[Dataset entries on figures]
══════

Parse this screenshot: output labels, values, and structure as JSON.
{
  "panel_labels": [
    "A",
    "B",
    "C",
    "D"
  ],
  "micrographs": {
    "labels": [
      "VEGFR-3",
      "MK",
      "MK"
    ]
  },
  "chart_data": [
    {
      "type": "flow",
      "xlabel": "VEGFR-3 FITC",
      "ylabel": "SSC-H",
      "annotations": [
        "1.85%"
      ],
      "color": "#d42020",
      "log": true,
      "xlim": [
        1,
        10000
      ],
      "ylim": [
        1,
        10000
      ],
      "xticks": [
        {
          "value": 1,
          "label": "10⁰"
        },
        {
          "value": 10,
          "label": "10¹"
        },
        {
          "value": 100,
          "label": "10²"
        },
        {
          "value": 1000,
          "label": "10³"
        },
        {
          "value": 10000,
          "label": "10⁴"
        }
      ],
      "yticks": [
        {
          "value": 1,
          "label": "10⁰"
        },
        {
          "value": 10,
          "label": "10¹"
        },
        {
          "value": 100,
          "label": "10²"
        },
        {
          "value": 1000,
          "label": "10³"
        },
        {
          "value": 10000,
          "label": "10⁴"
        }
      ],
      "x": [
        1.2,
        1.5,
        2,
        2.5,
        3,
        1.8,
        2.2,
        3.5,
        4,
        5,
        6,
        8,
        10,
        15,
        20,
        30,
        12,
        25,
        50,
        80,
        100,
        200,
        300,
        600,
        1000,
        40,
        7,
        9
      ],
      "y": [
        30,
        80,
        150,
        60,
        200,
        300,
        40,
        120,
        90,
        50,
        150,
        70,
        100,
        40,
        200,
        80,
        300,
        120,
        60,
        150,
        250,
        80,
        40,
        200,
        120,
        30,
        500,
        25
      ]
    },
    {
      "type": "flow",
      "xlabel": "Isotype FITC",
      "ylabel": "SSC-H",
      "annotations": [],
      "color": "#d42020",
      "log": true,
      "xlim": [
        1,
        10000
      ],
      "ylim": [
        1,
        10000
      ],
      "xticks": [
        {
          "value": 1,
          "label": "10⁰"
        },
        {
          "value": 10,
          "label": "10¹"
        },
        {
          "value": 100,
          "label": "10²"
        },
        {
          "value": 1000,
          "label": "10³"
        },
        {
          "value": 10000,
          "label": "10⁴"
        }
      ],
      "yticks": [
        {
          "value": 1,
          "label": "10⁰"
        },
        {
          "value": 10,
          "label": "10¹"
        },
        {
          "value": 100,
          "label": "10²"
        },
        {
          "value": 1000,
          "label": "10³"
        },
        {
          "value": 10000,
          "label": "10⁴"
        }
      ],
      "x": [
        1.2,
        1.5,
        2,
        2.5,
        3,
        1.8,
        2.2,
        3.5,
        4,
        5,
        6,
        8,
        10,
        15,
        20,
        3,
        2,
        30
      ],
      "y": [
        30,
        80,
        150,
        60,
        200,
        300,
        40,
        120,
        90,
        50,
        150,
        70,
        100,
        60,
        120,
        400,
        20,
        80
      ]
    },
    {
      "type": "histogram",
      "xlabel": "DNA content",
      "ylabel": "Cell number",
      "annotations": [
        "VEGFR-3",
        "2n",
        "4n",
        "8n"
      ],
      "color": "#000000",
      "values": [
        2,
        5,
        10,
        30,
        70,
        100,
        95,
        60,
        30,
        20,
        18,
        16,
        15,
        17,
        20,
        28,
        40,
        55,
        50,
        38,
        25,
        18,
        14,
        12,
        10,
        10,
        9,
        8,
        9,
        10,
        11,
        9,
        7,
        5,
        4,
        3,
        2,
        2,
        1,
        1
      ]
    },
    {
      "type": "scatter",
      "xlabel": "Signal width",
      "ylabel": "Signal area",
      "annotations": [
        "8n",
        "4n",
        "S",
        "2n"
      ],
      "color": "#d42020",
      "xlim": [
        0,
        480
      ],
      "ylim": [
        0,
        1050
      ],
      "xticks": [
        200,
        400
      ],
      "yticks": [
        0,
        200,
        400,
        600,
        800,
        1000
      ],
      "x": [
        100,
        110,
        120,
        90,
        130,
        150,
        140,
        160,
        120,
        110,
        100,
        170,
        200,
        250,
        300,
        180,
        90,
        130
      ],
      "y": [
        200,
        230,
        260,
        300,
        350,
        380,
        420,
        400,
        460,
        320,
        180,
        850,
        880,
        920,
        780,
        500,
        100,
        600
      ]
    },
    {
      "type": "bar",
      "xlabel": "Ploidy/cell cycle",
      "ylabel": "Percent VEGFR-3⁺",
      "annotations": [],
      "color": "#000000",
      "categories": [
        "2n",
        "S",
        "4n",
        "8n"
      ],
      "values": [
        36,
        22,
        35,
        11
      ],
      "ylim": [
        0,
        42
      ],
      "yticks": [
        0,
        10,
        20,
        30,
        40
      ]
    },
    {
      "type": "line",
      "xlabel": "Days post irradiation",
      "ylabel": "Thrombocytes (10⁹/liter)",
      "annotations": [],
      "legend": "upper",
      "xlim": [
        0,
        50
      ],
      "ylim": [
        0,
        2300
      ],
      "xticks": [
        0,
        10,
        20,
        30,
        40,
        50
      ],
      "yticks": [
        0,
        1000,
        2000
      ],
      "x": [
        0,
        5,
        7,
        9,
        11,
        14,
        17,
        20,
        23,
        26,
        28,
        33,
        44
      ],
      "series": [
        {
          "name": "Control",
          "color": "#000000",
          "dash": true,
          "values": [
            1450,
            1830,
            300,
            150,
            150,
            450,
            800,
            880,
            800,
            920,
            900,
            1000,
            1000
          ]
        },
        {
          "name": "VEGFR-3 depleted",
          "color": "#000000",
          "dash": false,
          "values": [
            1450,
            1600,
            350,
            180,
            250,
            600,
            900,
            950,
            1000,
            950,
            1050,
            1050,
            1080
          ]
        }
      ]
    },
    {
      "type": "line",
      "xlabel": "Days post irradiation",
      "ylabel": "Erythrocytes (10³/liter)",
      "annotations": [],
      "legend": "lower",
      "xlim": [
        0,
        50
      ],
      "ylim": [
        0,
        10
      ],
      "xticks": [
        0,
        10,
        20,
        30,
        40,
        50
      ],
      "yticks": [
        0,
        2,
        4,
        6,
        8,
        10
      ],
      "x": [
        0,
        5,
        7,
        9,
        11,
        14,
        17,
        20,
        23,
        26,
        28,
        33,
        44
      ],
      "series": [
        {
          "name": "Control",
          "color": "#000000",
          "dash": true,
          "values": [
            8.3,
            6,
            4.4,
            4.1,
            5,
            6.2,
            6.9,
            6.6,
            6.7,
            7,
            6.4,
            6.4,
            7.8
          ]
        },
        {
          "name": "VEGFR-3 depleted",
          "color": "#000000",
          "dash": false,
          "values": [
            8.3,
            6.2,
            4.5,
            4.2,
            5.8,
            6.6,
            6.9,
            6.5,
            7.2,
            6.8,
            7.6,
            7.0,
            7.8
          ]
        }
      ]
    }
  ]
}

══════

TASK: Reproduce each entry exactly, leaving out nothing.

SOLUTION TO THE EXERCISE:
Parse this screenshot: output labels, values, and structure as JSON.
{
  "panel_labels": [
    "A",
    "B",
    "C",
    "D"
  ],
  "micrographs": {
    "labels": [
      "VEGFR-3",
      "MK",
      "MK"
    ]
  },
  "chart_data": [
    {
      "type": "flow",
      "xlabel": "VEGFR-3 FITC",
      "ylabel": "SSC-H",
      "annotations": [
        "1.85%"
      ],
      "color": "#d42020",
      "log": true,
      "xlim": [
        1,
        10000
      ],
      "ylim": [
        1,
        10000
      ],
      "xticks": [
        {
          "value": 1,
          "label": "10⁰"
        },
        {
          "value": 10,
          "label": "10¹"
        },
        {
          "value": 100,
          "label": "10²"
        },
        {
          "value": 1000,
          "label": "10³"
        },
        {
          "value": 10000,
          "label": "10⁴"
        }
      ],
      "yticks": [
        {
          "value": 1,
          "label": "10⁰"
        },
        {
          "value": 10,
          "label": "10¹"
        },
        {
          "value": 100,
          "label": "10²"
        },
        {
          "value": 1000,
          "label": "10³"
        },
        {
          "value": 10000,
          "label": "10⁴"
        }
      ],
      "x": [
        1.2,
        1.5,
        2,
        2.5,
        3,
        1.8,
        2.2,
        3.5,
        4,
        5,
        6,
        8,
        10,
        15,
        20,
        30,
        12,
        25,
        50,
        80,
        100,
        200,
        300,
        600,
        1000,
        40,
        7,
        9
      ],
      "y": [
        30,
        80,
        150,
        60,
        200,
        300,
        40,
        120,
        90,
        50,
        150,
        70,
        100,
        40,
        200,
        80,
        300,
        120,
        60,
        150,
        250,
        80,
        40,
        200,
        120,
        30,
        500,
        25
      ]
    },
    {
      "type": "flow",
      "xlabel": "Isotype FITC",
      "ylabel": "SSC-H",
      "annotations": [],
      "color": "#d42020",
      "log": true,
      "xlim": [
        1,
        10000
      ],
      "ylim": [
        1,
        10000
      ],
      "xticks": [
        {
          "value": 1,
          "label": "10⁰"
        },
        {
          "value": 10,
          "label": "10¹"
        },
        {
          "value": 100,
          "label": "10²"
        },
        {
          "value": 1000,
          "label": "10³"
        },
        {
          "value": 10000,
          "label": "10⁴"
        }
      ],
      "yticks": [
        {
          "value": 1,
          "label": "10⁰"
        },
        {
          "value": 10,
          "label": "10¹"
        },
        {
          "value": 100,
          "label": "10²"
        },
        {
          "value": 1000,
          "label": "10³"
        },
        {
          "value": 10000,
          "label": "10⁴"
        }
      ],
      "x": [
        1.2,
        1.5,
        2,
        2.5,
        3,
        1.8,
        2.2,
        3.5,
        4,
        5,
        6,
        8,
        10,
        15,
        20,
        3,
        2,
        30
      ],
      "y": [
        30,
        80,
        150,
        60,
        200,
        300,
        40,
        120,
        90,
        50,
        150,
        70,
        100,
        60,
        120,
        400,
        20,
        80
      ]
    },
    {
      "type": "histogram",
      "xlabel": "DNA content",
      "ylabel": "Cell number",
      "annotations": [
        "VEGFR-3",
        "2n",
        "4n",
        "8n"
      ],
      "color": "#000000",
      "values": [
        2,
        5,
        10,
        30,
        70,
        100,
        95,
        60,
        30,
        20,
        18,
        16,
        15,
        17,
        20,
        28,
        40,
        55,
        50,
        38,
        25,
        18,
        14,
        12,
        10,
        10,
        9,
        8,
        9,
        10,
        11,
        9,
        7,
        5,
        4,
        3,
        2,
        2,
        1,
        1
      ]
    },
    {
      "type": "scatter",
      "xlabel": "Signal width",
      "ylabel": "Signal area",
      "annotations": [
        "8n",
        "4n",
        "S",
        "2n"
      ],
      "color": "#d42020",
      "xlim": [
        0,
        480
      ],
      "ylim": [
        0,
        1050
      ],
      "xticks": [
        200,
        400
      ],
      "yticks": [
        0,
        200,
        400,
        600,
        800,
        1000
      ],
      "x": [
        100,
        110,
        120,
        90,
        130,
        150,
        140,
        160,
        120,
        110,
        100,
        170,
        200,
        250,
        300,
        180,
        90,
        130
      ],
      "y": [
        200,
        230,
        260,
        300,
        350,
        380,
        420,
        400,
        460,
        320,
        180,
        850,
        880,
        920,
        780,
        500,
        100,
        600
      ]
    },
    {
      "type": "bar",
      "xlabel": "Ploidy/cell cycle",
      "ylabel": "Percent VEGFR-3⁺",
      "annotations": [],
      "color": "#000000",
      "categories": [
        "2n",
        "S",
        "4n",
        "8n"
      ],
      "values": [
        36,
        22,
        35,
        11
      ],
      "ylim": [
        0,
        42
      ],
      "yticks": [
        0,
        10,
        20,
        30,
        40
      ]
    },
    {
      "type": "line",
      "xlabel": "Days post irradiation",
      "ylabel": "Thrombocytes (10⁹/liter)",
      "annotations": [],
      "legend": "upper",
      "xlim": [
        0,
        50
      ],
      "ylim": [
        0,
        2300
      ],
      "xticks": [
        0,
        10,
        20,
        30,
        40,
        50
      ],
      "yticks": [
        0,
        1000,
        2000
      ],
      "x": [
        0,
        5,
        7,
        9,
        11,
        14,
        17,
        20,
        23,
        26,
        28,
        33,
        44
      ],
      "series": [
        {
          "name": "Control",
          "color": "#000000",
          "dash": true,
          "values": [
            1450,
            1830,
            300,
            150,
            150,
            450,
            800,
            880,
            800,
            920,
            900,
            1000,
            1000
          ]
        },
        {
          "name": "VEGFR-3 depleted",
          "color": "#000000",
          "dash": false,
          "values": [
            1450,
            1600,
            350,
            180,
            250,
            600,
            900,
            950,
            1000,
            950,
            1050,
            1050,
            1080
          ]
        }
      ]
    },
    {
      "type": "line",
      "xlabel": "Days post irradiation",
      "ylabel": "Erythrocytes (10³/liter)",
      "annotations": [],
      "legend": "lower",
      "xlim": [
        0,
        50
      ],
      "ylim": [
        0,
        10
      ],
      "xticks": [
        0,
        10,
        20,
        30,
        40,
        50
      ],
      "yticks": [
        0,
        2,
        4,
        6,
        8,
        10
      ],
      "x": [
        0,
        5,
        7,
        9,
        11,
        14,
        17,
        20,
        23,
        26,
        28,
        33,
        44
      ],
      "series": [
        {
          "name": "Control",
          "color": "#000000",
          "dash": true,
          "values": [
            8.3,
            6,
            4.4,
            4.1,
            5,
            6.2,
            6.9,
            6.6,
            6.7,
            7,
            6.4,
            6.4,
            7.8
          ]
        },
        {
          "name": "VEGFR-3 depleted",
          "color": "#000000",
          "dash": false,
          "values": [
            8.3,
            6.2,
            4.5,
            4.2,
            5.8,
            6.6,
            6.9,
            6.5,
            7.2,
            6.8,
            7.6,
            7.0,
            7.8
          ]
        }
      ]
    }
  ]
}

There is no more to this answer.